• **Reading text**:
● ● ● ●

Trump signs executive order to accelerate AI development in US

Nov 25, 2025
01:03 pm

What's the story

US President Donald Trump has signed an executive order to launch a federal program called the "Genesis Mission," aimed at accelerating American AI research and development. The initiative lays out plans to boost computational resources, expand access to large federal datasets, and drive practical applications in scientific fields. Officials describe the Genesis Mission as being "comparable in urgency and ambition to the Manhattan Project."

Mission objectives

Genesis mission to enhance scientific discovery and national security

The executive order states that the Genesis Mission will "dramatically accelerate scientific discovery, strengthen national security, secure energy dominance, enhance workforce productivity, and multiply the return on taxpayer investment into research and development." Michael Kratsios, Assistant to the President for Science and Technology and Director of the Office of Science and Technology Policy, has been named the project's lead.

Platform establishment

New platform to support AI research

The order also directs Secretary of Energy Chris Wright to create a new "American Science and Security Platform." This platform will provide the infrastructure needed for the Genesis Mission. It will focus on providing researchers with the computational power and datasets they need to train AI models. The order states, "The Genesis Mission will build an integrated AI platform to harness Federal scientific datasets, the world's largest collection of such datasets, developed over decades of Federal investments."

Partnership promotion

Executive order encourages public-private partnerships

The executive order also promotes public-private partnerships for AI development. Within 90 days, the Secretary of Energy has to identify systems and data available to support the program, including "resources available through industry partners." This move comes as the federal government looks to leverage its vast troves of federal datasets, an untapped gold mine of data by AI companies so far.

Problem-solving approach

AI to tackle critical scientific issues

With more computing resources and data access, the executive order envisions AI being applied to real-world and critical scientific problems within 270 days. These include "science and technology challenges of national importance" such as advanced manufacturing and robotics, biotechnology, nuclear fission/fusion. Keegan McBride from the Tony Blair Institute called this announcement significant as it shows a strong signal from the US about what is possible with AI.

● ● ● ●

• **Things to do**:
1. Reproduce the passage of the Genesis Mission article from "With more computing" to "possible with AI." word for word.
2. Answer these questions using the Genesis Mission article.
(a) Who has been named the lead of the Genesis Mission?
(b) What platform does the order direct Secretary of Energy Chris Wright to create?
(c) Within how many days must the Secretary of Energy identify systems and data available to support the program?

• **Source material**:
● ● ● ●

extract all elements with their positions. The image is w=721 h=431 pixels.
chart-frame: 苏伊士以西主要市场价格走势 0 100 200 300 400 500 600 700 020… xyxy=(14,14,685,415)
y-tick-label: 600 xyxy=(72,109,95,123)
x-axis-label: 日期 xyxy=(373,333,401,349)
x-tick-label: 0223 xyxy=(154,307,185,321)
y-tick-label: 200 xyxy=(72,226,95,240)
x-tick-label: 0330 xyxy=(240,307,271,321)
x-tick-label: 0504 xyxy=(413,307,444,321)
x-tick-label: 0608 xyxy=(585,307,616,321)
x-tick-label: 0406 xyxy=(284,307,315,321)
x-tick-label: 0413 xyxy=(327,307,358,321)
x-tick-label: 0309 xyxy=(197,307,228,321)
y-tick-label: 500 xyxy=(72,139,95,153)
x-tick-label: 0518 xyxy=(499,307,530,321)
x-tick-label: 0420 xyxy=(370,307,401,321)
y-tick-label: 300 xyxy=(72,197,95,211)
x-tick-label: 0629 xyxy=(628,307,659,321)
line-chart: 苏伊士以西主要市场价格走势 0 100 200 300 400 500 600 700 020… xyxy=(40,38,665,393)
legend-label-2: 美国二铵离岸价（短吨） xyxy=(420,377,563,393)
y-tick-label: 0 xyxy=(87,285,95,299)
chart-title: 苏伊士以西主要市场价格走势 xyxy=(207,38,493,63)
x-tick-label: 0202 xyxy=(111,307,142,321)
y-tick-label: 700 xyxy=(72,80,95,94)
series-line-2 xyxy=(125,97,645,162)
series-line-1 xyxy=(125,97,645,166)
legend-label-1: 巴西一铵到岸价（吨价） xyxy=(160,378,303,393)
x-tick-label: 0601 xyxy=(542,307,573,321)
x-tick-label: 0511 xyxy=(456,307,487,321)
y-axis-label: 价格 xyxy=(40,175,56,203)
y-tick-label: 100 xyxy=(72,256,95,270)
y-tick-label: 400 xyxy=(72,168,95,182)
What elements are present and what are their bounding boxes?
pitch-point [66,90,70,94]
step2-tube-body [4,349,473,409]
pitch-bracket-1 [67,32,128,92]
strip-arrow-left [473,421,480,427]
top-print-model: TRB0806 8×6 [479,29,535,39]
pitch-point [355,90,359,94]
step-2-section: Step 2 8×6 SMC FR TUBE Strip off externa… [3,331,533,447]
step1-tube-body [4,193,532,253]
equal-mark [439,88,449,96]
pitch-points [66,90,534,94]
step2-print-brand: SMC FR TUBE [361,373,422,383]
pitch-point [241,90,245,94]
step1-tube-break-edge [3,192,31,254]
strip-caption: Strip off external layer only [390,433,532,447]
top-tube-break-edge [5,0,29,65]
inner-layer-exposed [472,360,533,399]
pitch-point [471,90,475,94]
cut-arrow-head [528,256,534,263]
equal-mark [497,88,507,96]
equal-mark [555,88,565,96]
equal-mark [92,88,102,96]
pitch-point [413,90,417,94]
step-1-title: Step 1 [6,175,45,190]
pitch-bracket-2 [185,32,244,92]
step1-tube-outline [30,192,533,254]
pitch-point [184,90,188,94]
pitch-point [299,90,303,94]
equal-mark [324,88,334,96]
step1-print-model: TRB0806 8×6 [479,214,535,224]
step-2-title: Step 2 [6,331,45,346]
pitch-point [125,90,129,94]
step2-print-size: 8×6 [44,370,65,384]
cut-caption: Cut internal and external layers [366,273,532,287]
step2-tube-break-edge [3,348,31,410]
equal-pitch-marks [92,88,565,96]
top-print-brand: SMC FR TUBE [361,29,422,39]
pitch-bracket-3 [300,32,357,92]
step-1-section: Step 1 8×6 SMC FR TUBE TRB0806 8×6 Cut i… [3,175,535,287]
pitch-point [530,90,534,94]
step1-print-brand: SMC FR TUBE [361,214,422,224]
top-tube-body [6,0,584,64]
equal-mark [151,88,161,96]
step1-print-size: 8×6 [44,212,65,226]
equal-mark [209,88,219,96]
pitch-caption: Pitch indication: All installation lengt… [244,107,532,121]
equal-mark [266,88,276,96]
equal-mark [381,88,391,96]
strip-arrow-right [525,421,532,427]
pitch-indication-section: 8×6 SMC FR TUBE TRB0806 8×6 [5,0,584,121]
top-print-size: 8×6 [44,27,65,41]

● ● ● ●

• **Solutions to the problems**:
1.
With more computing resources and data access, the executive order envisions AI being applied to real-world and critical scientific problems within 270 days. These include "science and technology challenges of national importance" such as advanced manufacturing and robotics, biotechnology, nuclear fission/fusion. Keegan McBride from the Tony Blair Institute called this announcement significant as it shows a strong signal from the US about what is possible with AI.

2.
(a) Michael Kratsios, Assistant to the President for Science and Technology and Director of the Office of Science and Technology Policy.
(b) The "American Science and Security Platform."
(c) Within 90 days.